Brief
Tally the lines that include "округа". Output the number only.

● ● ● ● ●

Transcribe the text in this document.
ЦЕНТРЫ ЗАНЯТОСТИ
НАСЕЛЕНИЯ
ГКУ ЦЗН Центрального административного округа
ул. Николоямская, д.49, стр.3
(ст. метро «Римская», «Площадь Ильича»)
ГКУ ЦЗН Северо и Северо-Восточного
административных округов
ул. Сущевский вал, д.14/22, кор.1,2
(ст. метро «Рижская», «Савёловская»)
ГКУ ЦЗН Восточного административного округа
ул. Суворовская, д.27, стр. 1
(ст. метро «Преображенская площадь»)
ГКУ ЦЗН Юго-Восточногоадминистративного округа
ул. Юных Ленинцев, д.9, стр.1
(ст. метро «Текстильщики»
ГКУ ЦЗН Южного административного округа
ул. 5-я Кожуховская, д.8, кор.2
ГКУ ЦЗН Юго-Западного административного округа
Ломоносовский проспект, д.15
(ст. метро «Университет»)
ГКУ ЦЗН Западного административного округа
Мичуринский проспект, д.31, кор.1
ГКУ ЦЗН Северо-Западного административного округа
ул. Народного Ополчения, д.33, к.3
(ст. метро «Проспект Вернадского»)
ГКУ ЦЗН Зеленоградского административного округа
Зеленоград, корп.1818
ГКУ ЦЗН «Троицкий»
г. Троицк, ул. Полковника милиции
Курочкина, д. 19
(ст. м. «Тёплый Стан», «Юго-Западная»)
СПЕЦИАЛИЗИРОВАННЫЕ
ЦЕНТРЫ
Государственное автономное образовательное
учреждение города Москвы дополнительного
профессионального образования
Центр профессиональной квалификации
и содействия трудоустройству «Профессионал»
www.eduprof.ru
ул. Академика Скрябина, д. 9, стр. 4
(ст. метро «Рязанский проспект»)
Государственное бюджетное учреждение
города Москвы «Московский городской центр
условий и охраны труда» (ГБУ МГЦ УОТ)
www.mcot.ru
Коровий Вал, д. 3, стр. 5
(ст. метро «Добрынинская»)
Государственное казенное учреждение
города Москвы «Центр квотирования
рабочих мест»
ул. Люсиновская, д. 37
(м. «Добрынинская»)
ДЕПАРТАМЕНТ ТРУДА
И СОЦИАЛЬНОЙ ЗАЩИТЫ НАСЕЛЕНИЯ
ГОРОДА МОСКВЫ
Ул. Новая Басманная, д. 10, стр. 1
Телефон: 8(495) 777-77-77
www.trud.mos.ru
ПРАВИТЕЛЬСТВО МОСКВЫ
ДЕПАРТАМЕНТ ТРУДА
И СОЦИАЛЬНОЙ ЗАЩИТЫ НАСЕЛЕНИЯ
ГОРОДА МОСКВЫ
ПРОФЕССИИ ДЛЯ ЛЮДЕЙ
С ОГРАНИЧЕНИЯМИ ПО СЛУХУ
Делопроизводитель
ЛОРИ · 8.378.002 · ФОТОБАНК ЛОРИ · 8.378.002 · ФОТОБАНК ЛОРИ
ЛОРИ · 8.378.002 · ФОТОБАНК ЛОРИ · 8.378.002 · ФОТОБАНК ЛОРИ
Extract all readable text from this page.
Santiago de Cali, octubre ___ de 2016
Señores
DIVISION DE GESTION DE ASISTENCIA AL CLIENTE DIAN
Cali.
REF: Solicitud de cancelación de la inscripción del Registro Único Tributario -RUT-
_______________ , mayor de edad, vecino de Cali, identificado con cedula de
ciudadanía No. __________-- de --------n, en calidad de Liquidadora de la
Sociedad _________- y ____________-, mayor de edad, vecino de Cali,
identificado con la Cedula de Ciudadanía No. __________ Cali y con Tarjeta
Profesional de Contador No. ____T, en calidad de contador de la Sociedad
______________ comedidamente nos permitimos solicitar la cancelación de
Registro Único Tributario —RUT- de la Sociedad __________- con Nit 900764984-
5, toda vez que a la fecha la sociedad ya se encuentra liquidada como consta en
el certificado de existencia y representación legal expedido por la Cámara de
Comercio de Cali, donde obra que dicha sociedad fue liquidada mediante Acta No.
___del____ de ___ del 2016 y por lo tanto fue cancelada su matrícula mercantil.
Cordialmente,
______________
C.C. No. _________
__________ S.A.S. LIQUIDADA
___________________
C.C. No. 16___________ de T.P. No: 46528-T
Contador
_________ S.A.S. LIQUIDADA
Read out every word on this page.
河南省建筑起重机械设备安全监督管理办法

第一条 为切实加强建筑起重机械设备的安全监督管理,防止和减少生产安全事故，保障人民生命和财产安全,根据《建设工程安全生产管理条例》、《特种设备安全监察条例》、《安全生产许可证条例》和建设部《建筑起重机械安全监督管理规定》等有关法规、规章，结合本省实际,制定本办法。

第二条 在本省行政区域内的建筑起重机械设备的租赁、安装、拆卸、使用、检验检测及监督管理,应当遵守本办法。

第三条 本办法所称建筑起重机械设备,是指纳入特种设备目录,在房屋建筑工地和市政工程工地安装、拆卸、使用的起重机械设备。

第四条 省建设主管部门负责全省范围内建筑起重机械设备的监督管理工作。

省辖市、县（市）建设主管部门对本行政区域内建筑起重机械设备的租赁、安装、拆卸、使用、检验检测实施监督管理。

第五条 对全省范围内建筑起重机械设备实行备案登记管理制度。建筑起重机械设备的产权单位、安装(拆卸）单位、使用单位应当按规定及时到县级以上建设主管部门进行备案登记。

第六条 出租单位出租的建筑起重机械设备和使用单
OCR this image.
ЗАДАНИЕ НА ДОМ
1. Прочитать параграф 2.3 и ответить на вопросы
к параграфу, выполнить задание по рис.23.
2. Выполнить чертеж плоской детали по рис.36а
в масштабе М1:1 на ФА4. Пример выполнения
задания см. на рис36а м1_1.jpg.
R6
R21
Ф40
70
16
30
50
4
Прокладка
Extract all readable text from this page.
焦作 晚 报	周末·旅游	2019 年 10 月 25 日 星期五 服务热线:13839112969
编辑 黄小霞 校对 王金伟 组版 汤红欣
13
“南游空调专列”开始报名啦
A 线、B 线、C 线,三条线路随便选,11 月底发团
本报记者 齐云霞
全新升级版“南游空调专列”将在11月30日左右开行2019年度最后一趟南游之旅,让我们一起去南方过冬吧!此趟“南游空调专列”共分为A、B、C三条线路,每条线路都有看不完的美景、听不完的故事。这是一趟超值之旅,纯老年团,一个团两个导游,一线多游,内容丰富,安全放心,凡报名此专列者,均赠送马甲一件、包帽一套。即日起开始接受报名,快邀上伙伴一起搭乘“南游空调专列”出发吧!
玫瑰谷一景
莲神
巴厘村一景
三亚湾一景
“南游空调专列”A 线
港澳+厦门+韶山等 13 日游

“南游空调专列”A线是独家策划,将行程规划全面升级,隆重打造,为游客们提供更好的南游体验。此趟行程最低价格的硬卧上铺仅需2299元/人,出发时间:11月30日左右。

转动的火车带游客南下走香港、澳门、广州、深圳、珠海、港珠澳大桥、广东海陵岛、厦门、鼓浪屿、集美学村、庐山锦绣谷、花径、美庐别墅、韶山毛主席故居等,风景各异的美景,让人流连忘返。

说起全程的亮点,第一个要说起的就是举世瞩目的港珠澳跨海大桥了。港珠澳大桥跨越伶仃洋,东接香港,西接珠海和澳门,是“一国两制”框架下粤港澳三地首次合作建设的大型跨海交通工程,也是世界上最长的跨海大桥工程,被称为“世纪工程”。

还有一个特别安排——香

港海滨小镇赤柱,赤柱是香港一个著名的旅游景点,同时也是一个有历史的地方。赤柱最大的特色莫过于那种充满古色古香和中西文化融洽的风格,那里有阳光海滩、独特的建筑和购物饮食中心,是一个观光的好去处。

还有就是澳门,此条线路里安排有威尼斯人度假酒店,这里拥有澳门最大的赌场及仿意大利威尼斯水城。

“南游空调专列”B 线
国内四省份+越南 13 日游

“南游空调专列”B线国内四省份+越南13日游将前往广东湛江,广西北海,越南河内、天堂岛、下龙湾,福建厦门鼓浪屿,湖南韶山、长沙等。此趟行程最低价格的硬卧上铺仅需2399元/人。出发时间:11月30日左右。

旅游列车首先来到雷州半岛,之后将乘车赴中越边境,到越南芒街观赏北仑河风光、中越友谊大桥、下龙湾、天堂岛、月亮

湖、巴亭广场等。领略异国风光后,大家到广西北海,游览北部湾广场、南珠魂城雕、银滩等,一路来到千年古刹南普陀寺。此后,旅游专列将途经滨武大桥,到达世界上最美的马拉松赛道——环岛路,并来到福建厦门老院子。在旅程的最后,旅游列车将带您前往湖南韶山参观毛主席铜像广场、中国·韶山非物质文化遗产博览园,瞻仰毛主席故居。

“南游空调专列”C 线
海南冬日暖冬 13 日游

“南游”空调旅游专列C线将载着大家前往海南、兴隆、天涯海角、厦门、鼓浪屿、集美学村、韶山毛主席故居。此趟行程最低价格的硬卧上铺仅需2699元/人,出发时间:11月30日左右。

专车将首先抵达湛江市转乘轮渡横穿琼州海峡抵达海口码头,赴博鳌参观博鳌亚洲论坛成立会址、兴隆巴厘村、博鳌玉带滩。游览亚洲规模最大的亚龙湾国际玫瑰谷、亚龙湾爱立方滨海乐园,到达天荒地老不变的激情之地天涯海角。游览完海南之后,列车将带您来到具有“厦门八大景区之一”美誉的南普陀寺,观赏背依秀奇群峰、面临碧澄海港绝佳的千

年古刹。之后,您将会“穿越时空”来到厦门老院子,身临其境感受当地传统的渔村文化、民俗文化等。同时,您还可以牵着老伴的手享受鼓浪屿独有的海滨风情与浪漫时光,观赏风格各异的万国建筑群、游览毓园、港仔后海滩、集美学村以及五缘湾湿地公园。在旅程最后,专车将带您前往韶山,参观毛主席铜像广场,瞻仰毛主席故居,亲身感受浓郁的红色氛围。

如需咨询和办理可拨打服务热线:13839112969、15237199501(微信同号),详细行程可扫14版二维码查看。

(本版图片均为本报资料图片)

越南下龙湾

● ● ● ● ●

The solution
8